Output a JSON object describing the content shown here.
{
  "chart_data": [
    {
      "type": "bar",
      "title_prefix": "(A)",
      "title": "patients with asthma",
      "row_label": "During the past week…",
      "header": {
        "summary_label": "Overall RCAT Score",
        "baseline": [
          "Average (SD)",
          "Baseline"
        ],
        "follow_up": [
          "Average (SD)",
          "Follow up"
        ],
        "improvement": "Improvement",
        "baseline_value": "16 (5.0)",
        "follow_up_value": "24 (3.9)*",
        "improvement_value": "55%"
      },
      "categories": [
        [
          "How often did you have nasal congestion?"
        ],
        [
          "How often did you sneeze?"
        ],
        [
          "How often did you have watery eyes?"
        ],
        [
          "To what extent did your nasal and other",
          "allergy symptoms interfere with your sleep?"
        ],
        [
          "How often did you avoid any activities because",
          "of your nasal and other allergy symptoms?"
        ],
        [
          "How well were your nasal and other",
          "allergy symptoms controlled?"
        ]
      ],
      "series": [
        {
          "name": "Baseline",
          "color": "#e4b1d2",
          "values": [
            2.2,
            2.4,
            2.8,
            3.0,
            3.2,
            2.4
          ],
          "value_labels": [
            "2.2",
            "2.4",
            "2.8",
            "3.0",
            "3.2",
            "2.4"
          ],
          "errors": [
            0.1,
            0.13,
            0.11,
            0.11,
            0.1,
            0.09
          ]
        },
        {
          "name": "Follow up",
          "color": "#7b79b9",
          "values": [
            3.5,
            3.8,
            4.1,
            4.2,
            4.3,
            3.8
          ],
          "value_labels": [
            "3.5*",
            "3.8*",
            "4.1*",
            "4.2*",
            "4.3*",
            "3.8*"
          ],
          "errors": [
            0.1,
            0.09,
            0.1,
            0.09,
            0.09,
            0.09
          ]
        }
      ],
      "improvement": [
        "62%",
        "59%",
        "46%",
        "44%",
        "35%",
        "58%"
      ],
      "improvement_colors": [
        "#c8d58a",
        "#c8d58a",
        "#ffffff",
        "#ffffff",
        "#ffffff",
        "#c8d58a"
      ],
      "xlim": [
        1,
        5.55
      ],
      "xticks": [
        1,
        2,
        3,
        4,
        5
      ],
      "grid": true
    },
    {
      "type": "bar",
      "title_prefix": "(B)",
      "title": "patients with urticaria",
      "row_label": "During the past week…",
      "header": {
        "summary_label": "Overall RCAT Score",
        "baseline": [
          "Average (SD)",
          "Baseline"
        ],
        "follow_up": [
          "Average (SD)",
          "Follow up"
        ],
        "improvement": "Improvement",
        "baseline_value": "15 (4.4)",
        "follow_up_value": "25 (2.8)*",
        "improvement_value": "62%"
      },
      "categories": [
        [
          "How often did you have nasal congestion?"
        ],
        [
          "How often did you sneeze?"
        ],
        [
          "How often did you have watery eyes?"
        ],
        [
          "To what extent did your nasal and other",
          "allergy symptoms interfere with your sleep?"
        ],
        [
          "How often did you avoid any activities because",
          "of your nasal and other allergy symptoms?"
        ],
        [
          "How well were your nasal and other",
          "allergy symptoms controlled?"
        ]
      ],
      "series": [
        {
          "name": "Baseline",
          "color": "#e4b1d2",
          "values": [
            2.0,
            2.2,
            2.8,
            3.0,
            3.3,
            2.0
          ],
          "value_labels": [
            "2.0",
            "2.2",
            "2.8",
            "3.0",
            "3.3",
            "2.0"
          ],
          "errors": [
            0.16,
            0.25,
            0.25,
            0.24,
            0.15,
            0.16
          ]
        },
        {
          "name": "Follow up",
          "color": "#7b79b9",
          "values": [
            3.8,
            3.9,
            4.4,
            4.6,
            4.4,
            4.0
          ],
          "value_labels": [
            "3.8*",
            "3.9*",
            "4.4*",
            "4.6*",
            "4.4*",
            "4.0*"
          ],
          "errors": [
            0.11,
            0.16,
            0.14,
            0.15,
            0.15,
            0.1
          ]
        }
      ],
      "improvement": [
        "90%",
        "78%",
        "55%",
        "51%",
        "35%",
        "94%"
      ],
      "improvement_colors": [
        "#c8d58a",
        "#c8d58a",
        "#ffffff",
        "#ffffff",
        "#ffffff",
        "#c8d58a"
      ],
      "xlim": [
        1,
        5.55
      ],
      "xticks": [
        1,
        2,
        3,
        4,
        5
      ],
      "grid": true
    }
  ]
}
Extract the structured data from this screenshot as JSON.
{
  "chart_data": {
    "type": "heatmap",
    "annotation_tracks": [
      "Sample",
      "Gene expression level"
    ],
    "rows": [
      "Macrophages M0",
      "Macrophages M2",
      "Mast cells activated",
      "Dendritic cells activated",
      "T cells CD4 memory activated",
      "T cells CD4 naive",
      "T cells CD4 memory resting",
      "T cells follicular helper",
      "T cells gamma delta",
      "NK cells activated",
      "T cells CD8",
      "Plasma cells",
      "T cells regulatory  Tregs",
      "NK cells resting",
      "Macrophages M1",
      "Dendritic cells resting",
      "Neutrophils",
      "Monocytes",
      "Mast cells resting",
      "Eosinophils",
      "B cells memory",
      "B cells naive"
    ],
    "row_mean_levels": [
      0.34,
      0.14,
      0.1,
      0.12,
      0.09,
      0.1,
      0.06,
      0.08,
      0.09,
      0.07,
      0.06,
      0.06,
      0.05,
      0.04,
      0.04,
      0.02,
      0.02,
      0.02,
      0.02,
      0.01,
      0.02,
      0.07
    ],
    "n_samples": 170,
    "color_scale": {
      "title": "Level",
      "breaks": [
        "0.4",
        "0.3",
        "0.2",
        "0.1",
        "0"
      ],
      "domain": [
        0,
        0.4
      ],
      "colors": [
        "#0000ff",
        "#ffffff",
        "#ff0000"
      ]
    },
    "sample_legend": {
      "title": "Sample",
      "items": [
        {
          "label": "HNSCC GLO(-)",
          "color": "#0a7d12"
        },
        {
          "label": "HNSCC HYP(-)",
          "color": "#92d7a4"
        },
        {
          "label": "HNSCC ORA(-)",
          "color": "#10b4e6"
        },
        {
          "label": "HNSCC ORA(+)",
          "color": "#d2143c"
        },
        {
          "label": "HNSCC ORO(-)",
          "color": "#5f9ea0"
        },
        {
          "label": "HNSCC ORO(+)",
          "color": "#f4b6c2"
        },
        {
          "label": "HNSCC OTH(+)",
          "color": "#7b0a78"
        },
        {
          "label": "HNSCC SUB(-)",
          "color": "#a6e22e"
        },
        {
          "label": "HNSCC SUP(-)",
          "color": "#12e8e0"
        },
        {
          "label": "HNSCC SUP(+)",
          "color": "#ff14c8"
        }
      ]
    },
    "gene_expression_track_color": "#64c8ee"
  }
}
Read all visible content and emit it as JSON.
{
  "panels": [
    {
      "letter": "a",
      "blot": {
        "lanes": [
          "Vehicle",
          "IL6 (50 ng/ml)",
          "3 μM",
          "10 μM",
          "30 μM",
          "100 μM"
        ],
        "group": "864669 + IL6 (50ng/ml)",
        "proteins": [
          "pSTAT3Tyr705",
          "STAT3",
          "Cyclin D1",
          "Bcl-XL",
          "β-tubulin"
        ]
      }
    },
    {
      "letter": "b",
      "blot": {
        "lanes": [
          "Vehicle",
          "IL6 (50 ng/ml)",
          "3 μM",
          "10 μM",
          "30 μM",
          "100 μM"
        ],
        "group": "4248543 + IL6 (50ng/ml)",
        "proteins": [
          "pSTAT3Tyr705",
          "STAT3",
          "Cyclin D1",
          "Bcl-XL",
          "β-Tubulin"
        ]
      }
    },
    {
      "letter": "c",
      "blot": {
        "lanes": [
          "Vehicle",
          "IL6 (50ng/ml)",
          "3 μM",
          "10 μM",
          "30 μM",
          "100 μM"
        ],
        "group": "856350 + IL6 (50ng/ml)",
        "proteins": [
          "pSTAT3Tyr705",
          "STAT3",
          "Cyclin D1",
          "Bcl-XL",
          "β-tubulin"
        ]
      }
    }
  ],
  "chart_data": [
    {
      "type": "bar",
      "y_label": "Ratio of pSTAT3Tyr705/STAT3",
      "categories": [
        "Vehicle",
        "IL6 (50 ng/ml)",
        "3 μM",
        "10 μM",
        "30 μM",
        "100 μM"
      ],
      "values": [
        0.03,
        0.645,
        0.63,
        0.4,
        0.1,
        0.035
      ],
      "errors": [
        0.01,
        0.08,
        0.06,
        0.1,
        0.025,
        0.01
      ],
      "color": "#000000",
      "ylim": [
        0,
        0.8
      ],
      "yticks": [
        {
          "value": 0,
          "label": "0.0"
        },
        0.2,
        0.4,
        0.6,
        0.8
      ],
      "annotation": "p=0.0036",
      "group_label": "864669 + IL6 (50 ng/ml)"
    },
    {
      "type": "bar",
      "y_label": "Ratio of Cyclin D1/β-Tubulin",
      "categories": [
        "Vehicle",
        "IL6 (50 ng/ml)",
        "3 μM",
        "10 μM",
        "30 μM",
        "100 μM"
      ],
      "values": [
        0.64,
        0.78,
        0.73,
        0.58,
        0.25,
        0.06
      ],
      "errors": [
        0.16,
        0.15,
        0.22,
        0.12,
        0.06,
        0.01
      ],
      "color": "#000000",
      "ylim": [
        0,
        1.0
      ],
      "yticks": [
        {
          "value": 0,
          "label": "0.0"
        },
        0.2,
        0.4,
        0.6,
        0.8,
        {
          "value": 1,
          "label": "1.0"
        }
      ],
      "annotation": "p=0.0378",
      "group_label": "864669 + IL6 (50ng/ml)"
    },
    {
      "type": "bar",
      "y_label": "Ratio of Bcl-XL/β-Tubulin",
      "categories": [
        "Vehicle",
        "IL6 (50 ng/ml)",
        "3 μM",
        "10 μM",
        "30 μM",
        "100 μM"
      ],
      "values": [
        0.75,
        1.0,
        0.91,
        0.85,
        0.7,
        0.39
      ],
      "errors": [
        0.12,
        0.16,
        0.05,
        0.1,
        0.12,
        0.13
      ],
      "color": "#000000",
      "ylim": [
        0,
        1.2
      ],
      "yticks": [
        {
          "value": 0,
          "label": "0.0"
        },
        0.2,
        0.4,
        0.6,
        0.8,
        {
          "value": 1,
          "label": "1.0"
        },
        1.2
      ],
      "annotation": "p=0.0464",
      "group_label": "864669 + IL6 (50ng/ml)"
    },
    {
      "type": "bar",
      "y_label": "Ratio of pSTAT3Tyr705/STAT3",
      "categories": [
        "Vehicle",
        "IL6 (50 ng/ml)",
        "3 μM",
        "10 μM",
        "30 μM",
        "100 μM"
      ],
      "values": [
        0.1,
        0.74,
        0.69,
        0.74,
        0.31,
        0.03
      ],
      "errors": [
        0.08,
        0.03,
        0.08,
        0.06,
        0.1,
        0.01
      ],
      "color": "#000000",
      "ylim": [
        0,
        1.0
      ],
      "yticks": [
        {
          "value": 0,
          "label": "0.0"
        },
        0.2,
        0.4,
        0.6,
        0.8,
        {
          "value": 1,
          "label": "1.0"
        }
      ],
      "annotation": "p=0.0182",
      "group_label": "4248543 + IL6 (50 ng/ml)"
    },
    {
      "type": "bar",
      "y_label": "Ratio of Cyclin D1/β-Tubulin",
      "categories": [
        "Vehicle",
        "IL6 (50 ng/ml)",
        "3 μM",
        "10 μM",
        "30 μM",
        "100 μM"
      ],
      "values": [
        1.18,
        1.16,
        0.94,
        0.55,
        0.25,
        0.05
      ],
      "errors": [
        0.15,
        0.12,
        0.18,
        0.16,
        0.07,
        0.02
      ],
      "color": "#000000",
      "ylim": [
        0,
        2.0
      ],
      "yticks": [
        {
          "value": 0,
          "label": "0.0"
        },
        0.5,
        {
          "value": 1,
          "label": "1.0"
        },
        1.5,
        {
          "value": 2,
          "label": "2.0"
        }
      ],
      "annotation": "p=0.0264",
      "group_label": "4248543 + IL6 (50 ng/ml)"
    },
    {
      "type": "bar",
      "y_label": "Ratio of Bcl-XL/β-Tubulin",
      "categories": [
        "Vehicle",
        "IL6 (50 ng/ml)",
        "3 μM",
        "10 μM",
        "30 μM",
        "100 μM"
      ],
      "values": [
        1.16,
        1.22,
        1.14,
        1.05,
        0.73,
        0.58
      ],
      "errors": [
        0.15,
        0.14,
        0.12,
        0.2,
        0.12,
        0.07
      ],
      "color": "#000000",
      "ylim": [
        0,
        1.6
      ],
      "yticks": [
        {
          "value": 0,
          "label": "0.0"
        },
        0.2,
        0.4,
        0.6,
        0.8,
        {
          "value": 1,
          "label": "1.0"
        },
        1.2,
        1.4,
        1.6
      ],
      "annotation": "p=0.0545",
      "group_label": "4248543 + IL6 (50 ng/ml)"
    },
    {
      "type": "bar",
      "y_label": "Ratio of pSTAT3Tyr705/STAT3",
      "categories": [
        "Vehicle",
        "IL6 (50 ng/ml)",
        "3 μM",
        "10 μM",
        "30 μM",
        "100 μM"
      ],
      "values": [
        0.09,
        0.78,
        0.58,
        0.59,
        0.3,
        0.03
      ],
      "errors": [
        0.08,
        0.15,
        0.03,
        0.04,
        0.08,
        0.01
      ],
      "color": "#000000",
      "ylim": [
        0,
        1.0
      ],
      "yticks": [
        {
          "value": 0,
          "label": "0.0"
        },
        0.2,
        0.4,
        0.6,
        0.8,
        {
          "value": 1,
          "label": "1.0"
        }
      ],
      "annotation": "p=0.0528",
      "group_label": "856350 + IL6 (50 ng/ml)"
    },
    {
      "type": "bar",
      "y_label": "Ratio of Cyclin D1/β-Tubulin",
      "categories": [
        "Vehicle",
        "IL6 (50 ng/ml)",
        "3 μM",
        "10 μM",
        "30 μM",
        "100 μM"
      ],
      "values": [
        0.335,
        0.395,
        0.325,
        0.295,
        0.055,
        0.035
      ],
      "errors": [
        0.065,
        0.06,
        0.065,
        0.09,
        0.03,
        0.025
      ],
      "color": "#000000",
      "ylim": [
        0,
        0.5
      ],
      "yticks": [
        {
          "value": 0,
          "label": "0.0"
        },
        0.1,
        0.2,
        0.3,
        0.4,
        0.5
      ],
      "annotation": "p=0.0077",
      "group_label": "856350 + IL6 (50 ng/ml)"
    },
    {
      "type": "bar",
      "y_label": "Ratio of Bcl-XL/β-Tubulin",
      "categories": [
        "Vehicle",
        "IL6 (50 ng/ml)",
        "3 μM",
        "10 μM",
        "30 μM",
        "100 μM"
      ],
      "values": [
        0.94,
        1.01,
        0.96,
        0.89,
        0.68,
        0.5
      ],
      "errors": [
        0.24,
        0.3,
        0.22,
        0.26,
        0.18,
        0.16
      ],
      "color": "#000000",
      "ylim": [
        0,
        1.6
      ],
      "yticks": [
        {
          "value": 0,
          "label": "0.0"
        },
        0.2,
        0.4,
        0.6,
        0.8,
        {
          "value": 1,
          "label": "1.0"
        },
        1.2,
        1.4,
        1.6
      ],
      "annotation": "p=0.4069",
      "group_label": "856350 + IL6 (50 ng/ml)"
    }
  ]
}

+-------+

> [What to do]:
Locate all lines in the listing above with the word "Macrophages". Copy them.

> [Expected answer]:
      "Macrophages M0",
      "Macrophages M2",
      "Macrophages M1",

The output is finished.